> [Instructions to follow]: All entries should be output exactly as they stand.

> [Data in this exercise]:
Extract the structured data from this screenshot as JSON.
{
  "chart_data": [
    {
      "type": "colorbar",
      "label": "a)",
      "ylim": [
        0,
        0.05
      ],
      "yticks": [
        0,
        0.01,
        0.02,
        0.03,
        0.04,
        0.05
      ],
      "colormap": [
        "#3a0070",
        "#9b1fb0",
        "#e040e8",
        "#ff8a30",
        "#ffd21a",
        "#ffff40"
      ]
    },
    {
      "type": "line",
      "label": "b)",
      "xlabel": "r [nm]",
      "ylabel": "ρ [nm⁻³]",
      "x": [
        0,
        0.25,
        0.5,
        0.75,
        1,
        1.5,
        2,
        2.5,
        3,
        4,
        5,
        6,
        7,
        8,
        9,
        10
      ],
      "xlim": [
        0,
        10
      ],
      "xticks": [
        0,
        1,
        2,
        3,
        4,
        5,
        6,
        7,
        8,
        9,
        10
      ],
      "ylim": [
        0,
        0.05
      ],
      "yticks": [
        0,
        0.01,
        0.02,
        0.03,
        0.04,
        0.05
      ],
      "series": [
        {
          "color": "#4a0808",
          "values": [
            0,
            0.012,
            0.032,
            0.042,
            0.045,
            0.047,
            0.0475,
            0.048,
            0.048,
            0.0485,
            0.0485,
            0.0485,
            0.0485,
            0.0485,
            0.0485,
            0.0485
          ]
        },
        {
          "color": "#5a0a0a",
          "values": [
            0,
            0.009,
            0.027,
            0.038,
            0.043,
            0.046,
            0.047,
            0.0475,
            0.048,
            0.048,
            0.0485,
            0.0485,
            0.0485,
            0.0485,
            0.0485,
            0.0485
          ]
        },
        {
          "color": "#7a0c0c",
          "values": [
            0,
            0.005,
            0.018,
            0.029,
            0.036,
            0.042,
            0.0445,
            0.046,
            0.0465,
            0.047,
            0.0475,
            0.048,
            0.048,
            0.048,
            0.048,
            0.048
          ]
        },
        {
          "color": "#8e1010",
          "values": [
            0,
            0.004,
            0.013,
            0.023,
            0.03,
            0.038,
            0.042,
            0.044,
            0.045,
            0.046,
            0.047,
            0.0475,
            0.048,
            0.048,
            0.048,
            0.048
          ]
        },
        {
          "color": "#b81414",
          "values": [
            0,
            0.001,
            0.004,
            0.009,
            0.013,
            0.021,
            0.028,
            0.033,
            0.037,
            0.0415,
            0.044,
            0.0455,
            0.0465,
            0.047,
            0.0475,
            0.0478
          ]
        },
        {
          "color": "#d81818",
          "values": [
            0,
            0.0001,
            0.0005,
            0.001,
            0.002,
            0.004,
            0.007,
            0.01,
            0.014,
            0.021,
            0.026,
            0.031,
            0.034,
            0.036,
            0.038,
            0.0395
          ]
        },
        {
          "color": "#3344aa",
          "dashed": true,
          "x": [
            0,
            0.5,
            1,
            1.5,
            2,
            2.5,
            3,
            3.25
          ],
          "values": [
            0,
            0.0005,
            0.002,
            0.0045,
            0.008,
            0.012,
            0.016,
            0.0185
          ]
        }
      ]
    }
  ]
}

> [Full response]:
Extract the structured data from this screenshot as JSON.
{
  "chart_data": [
    {
      "type": "colorbar",
      "label": "a)",
      "ylim": [
        0,
        0.05
      ],
      "yticks": [
        0,
        0.01,
        0.02,
        0.03,
        0.04,
        0.05
      ],
      "colormap": [
        "#3a0070",
        "#9b1fb0",
        "#e040e8",
        "#ff8a30",
        "#ffd21a",
        "#ffff40"
      ]
    },
    {
      "type": "line",
      "label": "b)",
      "xlabel": "r [nm]",
      "ylabel": "ρ [nm⁻³]",
      "x": [
        0,
        0.25,
        0.5,
        0.75,
        1,
        1.5,
        2,
        2.5,
        3,
        4,
        5,
        6,
        7,
        8,
        9,
        10
      ],
      "xlim": [
        0,
        10
      ],
      "xticks": [
        0,
        1,
        2,
        3,
        4,
        5,
        6,
        7,
        8,
        9,
        10
      ],
      "ylim": [
        0,
        0.05
      ],
      "yticks": [
        0,
        0.01,
        0.02,
        0.03,
        0.04,
        0.05
      ],
      "series": [
        {
          "color": "#4a0808",
          "values": [
            0,
            0.012,
            0.032,
            0.042,
            0.045,
            0.047,
            0.0475,
            0.048,
            0.048,
            0.0485,
            0.0485,
            0.0485,
            0.0485,
            0.0485,
            0.0485,
            0.0485
          ]
        },
        {
          "color": "#5a0a0a",
          "values": [
            0,
            0.009,
            0.027,
            0.038,
            0.043,
            0.046,
            0.047,
            0.0475,
            0.048,
            0.048,
            0.0485,
            0.0485,
            0.0485,
            0.0485,
            0.0485,
            0.0485
          ]
        },
        {
          "color": "#7a0c0c",
          "values": [
            0,
            0.005,
            0.018,
            0.029,
            0.036,
            0.042,
            0.0445,
            0.046,
            0.0465,
            0.047,
            0.0475,
            0.048,
            0.048,
            0.048,
            0.048,
            0.048
          ]
        },
        {
          "color": "#8e1010",
          "values": [
            0,
            0.004,
            0.013,
            0.023,
            0.03,
            0.038,
            0.042,
            0.044,
            0.045,
            0.046,
            0.047,
            0.0475,
            0.048,
            0.048,
            0.048,
            0.048
          ]
        },
        {
          "color": "#b81414",
          "values": [
            0,
            0.001,
            0.004,
            0.009,
            0.013,
            0.021,
            0.028,
            0.033,
            0.037,
            0.0415,
            0.044,
            0.0455,
            0.0465,
            0.047,
            0.0475,
            0.0478
          ]
        },
        {
          "color": "#d81818",
          "values": [
            0,
            0.0001,
            0.0005,
            0.001,
            0.002,
            0.004,
            0.007,
            0.01,
            0.014,
            0.021,
            0.026,
            0.031,
            0.034,
            0.036,
            0.038,
            0.0395
          ]
        },
        {
          "color": "#3344aa",
          "dashed": true,
          "x": [
            0,
            0.5,
            1,
            1.5,
            2,
            2.5,
            3,
            3.25
          ],
          "values": [
            0,
            0.0005,
            0.002,
            0.0045,
            0.008,
            0.012,
            0.016,
            0.0185
          ]
        }
      ]
    }
  ]
}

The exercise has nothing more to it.